PROBLEM STATEMENT — Take the lines starting at the one containing "cell-mtd-charge: $54,614 bbox=[1954, 309, 2249, 349]" and ending at the one containing "column-header-accounts-in-subset: Accounts in", and write them out again with "Export CSV" substituted by "Download CSV". Keep everything else the same.

EXCERPTED RECORDS —
================

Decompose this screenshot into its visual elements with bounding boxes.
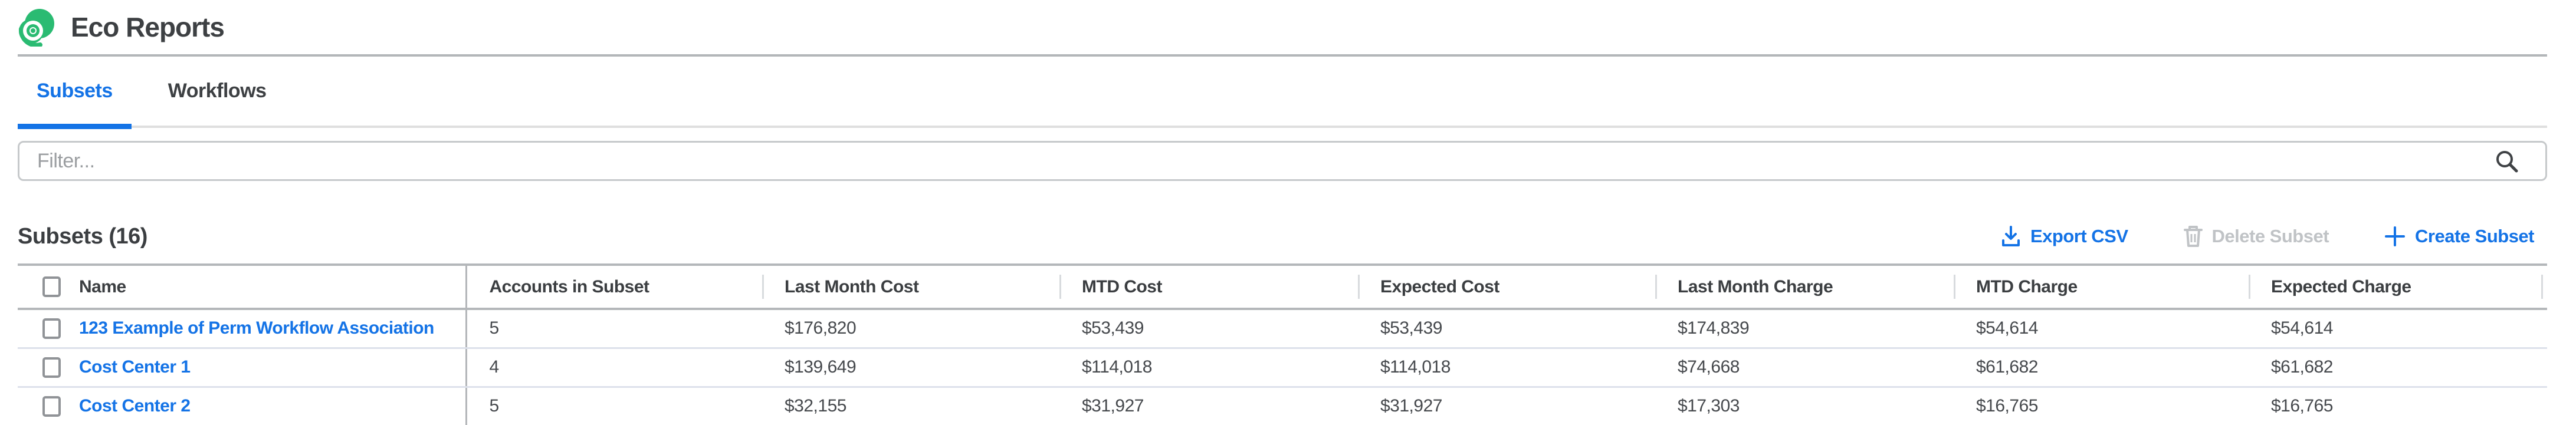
cell-mtd-charge: $54,614 bbox=[1954, 309, 2249, 349]
column-header-last-month-charge: Last Month Charge bbox=[1655, 263, 1954, 310]
trash-icon bbox=[2183, 226, 2203, 247]
delete-subset-label: Delete Subset bbox=[2211, 226, 2329, 246]
row-checkbox[interactable] bbox=[42, 396, 61, 417]
delete-subset-button[interactable]: Delete Subset bbox=[2183, 225, 2329, 248]
search-icon bbox=[2496, 151, 2518, 173]
subset-name-link[interactable]: 123 Example of Perm Workflow Association bbox=[79, 318, 434, 338]
row-checkbox[interactable] bbox=[42, 357, 61, 378]
column-header-last-month-cost: Last Month Cost bbox=[762, 263, 1059, 310]
cell-last-month-charge: $174,839 bbox=[1655, 309, 1954, 349]
table-row: Cost Center 2 5 $32,155 $31,927 $31,927 … bbox=[18, 387, 2547, 425]
eco-reports-logo-icon bbox=[18, 9, 54, 47]
cell-expected-cost: $31,927 bbox=[1358, 387, 1655, 425]
filter-input[interactable] bbox=[18, 141, 2547, 181]
page-title: Eco Reports bbox=[71, 12, 225, 42]
filter-container bbox=[18, 141, 2547, 181]
cell-expected-charge: $16,765 bbox=[2249, 387, 2547, 425]
cell-last-month-cost: $32,155 bbox=[762, 387, 1059, 425]
cell-mtd-charge: $16,765 bbox=[1954, 387, 2249, 425]
cell-last-month-charge: $74,668 bbox=[1655, 348, 1954, 388]
plus-icon bbox=[2385, 226, 2406, 246]
cell-expected-cost: $53,439 bbox=[1358, 309, 1655, 349]
column-header-mtd-charge: MTD Charge bbox=[1954, 263, 2249, 310]
export-csv-button[interactable]: Export CSV bbox=[2001, 225, 2128, 248]
cell-mtd-charge: $61,682 bbox=[1954, 348, 2249, 388]
cell-expected-cost: $114,018 bbox=[1358, 348, 1655, 388]
subset-name-link[interactable]: Cost Center 1 bbox=[79, 357, 191, 377]
tab-workflows-label: Workflows bbox=[168, 80, 267, 102]
cell-mtd-cost: $114,018 bbox=[1059, 348, 1358, 388]
cell-last-month-cost: $176,820 bbox=[762, 309, 1059, 349]
column-header-expected-charge: Expected Charge bbox=[2249, 263, 2547, 310]
export-csv-label: Export CSV bbox=[2030, 226, 2128, 246]
action-buttons: Export CSV Delete Subset Create Subset bbox=[2001, 225, 2547, 248]
column-header-accounts-in-subset: Accounts in Subset bbox=[465, 263, 762, 310]
cell-accounts-in-subset: 5 bbox=[465, 387, 762, 425]
table-header-row: Name Accounts in Subset Last Month Cost … bbox=[18, 263, 2547, 310]
cell-last-month-cost: $139,649 bbox=[762, 348, 1059, 388]
download-icon bbox=[2001, 226, 2020, 246]
cell-last-month-charge: $17,303 bbox=[1655, 387, 1954, 425]
create-subset-button[interactable]: Create Subset bbox=[2384, 226, 2534, 247]
cell-accounts-in-subset: 5 bbox=[465, 309, 762, 349]
row-checkbox[interactable] bbox=[42, 318, 61, 339]
create-subset-label: Create Subset bbox=[2415, 226, 2534, 246]
cell-mtd-cost: $53,439 bbox=[1059, 309, 1358, 349]
tab-subsets-label: Subsets bbox=[37, 80, 113, 102]
column-header-name: Name bbox=[79, 276, 126, 296]
cell-accounts-in-subset: 4 bbox=[465, 348, 762, 388]
column-header-mtd-cost: MTD Cost bbox=[1059, 263, 1358, 310]
subsets-table: Name Accounts in Subset Last Month Cost … bbox=[18, 263, 2547, 425]
table-row: Cost Center 1 4 $139,649 $114,018 $114,0… bbox=[18, 348, 2547, 388]
table-row: 123 Example of Perm Workflow Association… bbox=[18, 309, 2547, 349]
subset-name-link[interactable]: Cost Center 2 bbox=[79, 396, 191, 416]
subsets-count-title: Subsets (16) bbox=[18, 223, 147, 249]
cell-expected-charge: $61,682 bbox=[2249, 348, 2547, 388]
column-header-expected-cost: Expected Cost bbox=[1358, 263, 1655, 310]
subsets-table-body: 123 Example of Perm Workflow Association… bbox=[18, 309, 2547, 425]
subsets-section-header: Subsets (16) Export CSV Delete Subset bbox=[18, 215, 2547, 258]
cell-mtd-cost: $31,927 bbox=[1059, 387, 1358, 425]
app-header: Eco Reports bbox=[18, 0, 2547, 57]
select-all-checkbox[interactable] bbox=[42, 276, 61, 297]
cell-expected-charge: $54,614 bbox=[2249, 309, 2547, 349]
tab-workflows[interactable]: Workflows bbox=[149, 57, 286, 126]
tab-bar: Subsets Workflows bbox=[18, 57, 2547, 129]
tab-subsets[interactable]: Subsets bbox=[18, 57, 132, 129]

================

TASK OUTPUT —
cell-mtd-charge: $54,614 bbox=[1954, 309, 2249, 349]
column-header-last-month-charge: Last Month Charge bbox=[1655, 263, 1954, 310]
trash-icon bbox=[2183, 226, 2203, 247]
delete-subset-label: Delete Subset bbox=[2211, 226, 2329, 246]
row-checkbox[interactable] bbox=[42, 396, 61, 417]
delete-subset-button[interactable]: Delete Subset bbox=[2183, 225, 2329, 248]
search-icon bbox=[2496, 151, 2518, 173]
subset-name-link[interactable]: 123 Example of Perm Workflow Association bbox=[79, 318, 434, 338]
row-checkbox[interactable] bbox=[42, 357, 61, 378]
column-header-last-month-cost: Last Month Cost bbox=[762, 263, 1059, 310]
cell-last-month-charge: $174,839 bbox=[1655, 309, 1954, 349]
table-row: Cost Center 2 5 $32,155 $31,927 $31,927 … bbox=[18, 387, 2547, 425]
eco-reports-logo-icon bbox=[18, 9, 54, 47]
cell-expected-cost: $31,927 bbox=[1358, 387, 1655, 425]
filter-input[interactable] bbox=[18, 141, 2547, 181]
page-title: Eco Reports bbox=[71, 12, 225, 42]
filter-container bbox=[18, 141, 2547, 181]
cell-expected-charge: $16,765 bbox=[2249, 387, 2547, 425]
cell-last-month-cost: $32,155 bbox=[762, 387, 1059, 425]
cell-mtd-charge: $16,765 bbox=[1954, 387, 2249, 425]
cell-last-month-charge: $74,668 bbox=[1655, 348, 1954, 388]
plus-icon bbox=[2385, 226, 2406, 246]
cell-expected-cost: $53,439 bbox=[1358, 309, 1655, 349]
column-header-mtd-charge: MTD Charge bbox=[1954, 263, 2249, 310]
export-csv-button[interactable]: Download CSV bbox=[2001, 225, 2128, 248]
cell-mtd-charge: $61,682 bbox=[1954, 348, 2249, 388]
cell-expected-cost: $114,018 bbox=[1358, 348, 1655, 388]
subset-name-link[interactable]: Cost Center 1 bbox=[79, 357, 191, 377]
tab-workflows-label: Workflows bbox=[168, 80, 267, 102]
cell-mtd-cost: $114,018 bbox=[1059, 348, 1358, 388]
cell-last-month-cost: $176,820 bbox=[762, 309, 1059, 349]
column-header-expected-charge: Expected Charge bbox=[2249, 263, 2547, 310]
export-csv-label: Download CSV bbox=[2030, 226, 2128, 246]
action-buttons: Download CSV Delete Subset Create Subset bbox=[2001, 225, 2547, 248]
column-header-accounts-in-subset: Accounts in Subset bbox=[465, 263, 762, 310]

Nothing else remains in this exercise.